Work through the data line by line, gathering every line that has the word "Maternity".

## Exercise materials
****************

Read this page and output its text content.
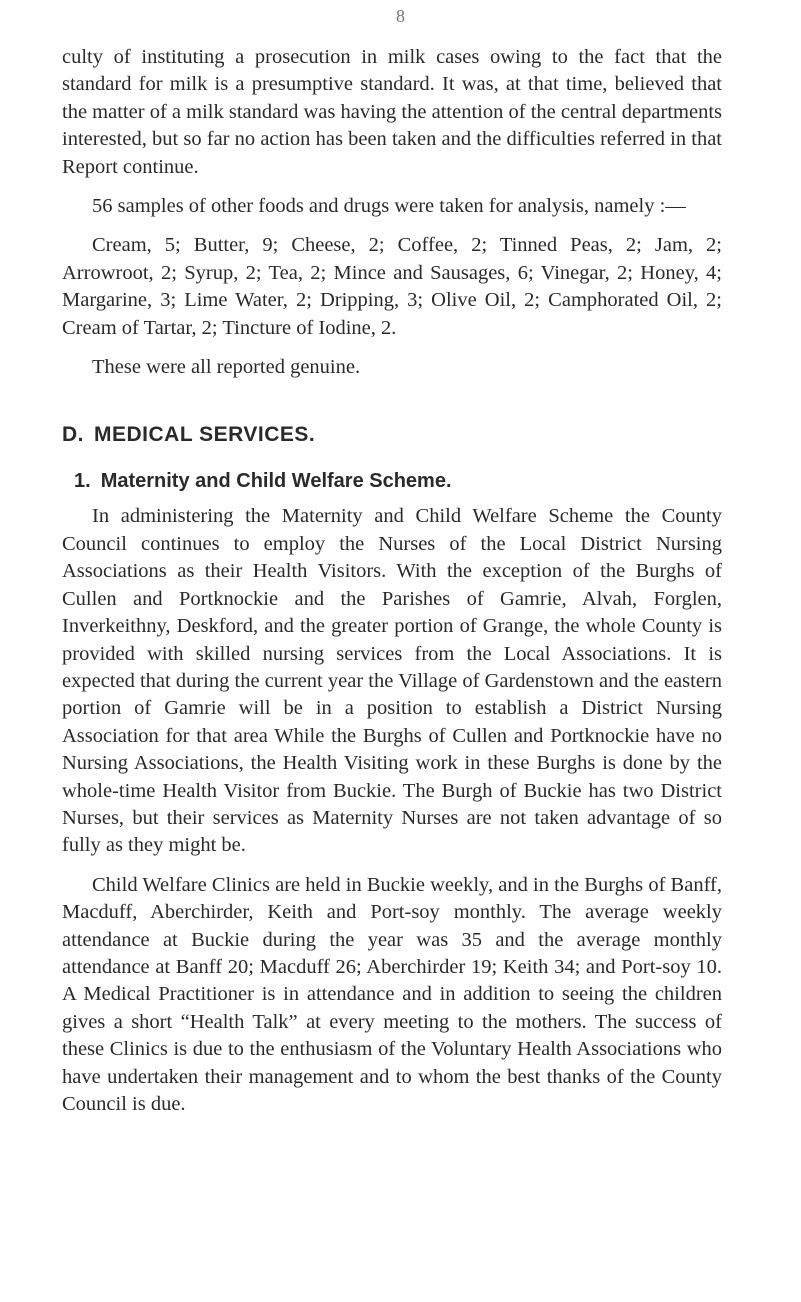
8

culty of instituting a prosecution in milk cases owing to the fact that the standard for milk is a presumptive standard. It was, at that time, believed that the matter of a milk standard was having the attention of the central departments interested, but so far no action has been taken and the difficulties referred in that Report continue.

56 samples of other foods and drugs were taken for analysis, namely :—

Cream, 5; Butter, 9; Cheese, 2; Coffee, 2; Tinned Peas, 2; Jam, 2; Arrowroot, 2; Syrup, 2; Tea, 2; Mince and Sausages, 6; Vinegar, 2; Honey, 4; Margarine, 3; Lime Water, 2; Dripping, 3; Olive Oil, 2; Camphorated Oil, 2; Cream of Tartar, 2; Tincture of Iodine, 2.

These were all reported genuine.

D. MEDICAL SERVICES.
1. Maternity and Child Welfare Scheme.

In administering the Maternity and Child Welfare Scheme the County Council continues to employ the Nurses of the Local District Nursing Associations as their Health Visitors. With the exception of the Burghs of Cullen and Portknockie and the Parishes of Gamrie, Alvah, Forglen, Inverkeithny, Deskford, and the greater portion of Grange, the whole County is provided with skilled nursing services from the Local Associations. It is expected that during the current year the Village of Gardenstown and the eastern portion of Gamrie will be in a position to establish a District Nursing Association for that area While the Burghs of Cullen and Portknockie have no Nursing Associations, the Health Visiting work in these Burghs is done by the whole-time Health Visitor from Buckie. The Burgh of Buckie has two District Nurses, but their services as Maternity Nurses are not taken advantage of so fully as they might be.

Child Welfare Clinics are held in Buckie weekly, and in the Burghs of Banff, Macduff, Aberchirder, Keith and Port-soy monthly. The average weekly attendance at Buckie during the year was 35 and the average monthly attendance at Banff 20; Macduff 26; Aberchirder 19; Keith 34; and Port-soy 10. A Medical Practitioner is in attendance and in addition to seeing the children gives a short “Health Talk” at every meeting to the mothers. The success of these Clinics is due to the enthusiasm of the Voluntary Health Associations who have undertaken their management and to whom the best thanks of the County Council is due.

****************

## The solution
1. Maternity and Child Welfare Scheme.
In administering the Maternity and Child Welfare Scheme the County Council continues to employ the Nurses of the Local District Nursing Associations as their Health Visitors. With the exception of the Burghs of Cullen and Portknockie and the Parishes of Gamrie, Alvah, Forglen, Inverkeithny, Deskford, and the greater portion of Grange, the whole County is provided with skilled nursing services from the Local Associations. It is expected that during the current year the Village of Gardenstown and the eastern portion of Gamrie will be in a position to establish a District Nursing Association for that area While the Burghs of Cullen and Portknockie have no Nursing Associations, the Health Visiting work in these Burghs is done by the whole-time Health Visitor from Buckie. The Burgh of Buckie has two District Nurses, but their services as Maternity Nurses are not taken advantage of so fully as they might be.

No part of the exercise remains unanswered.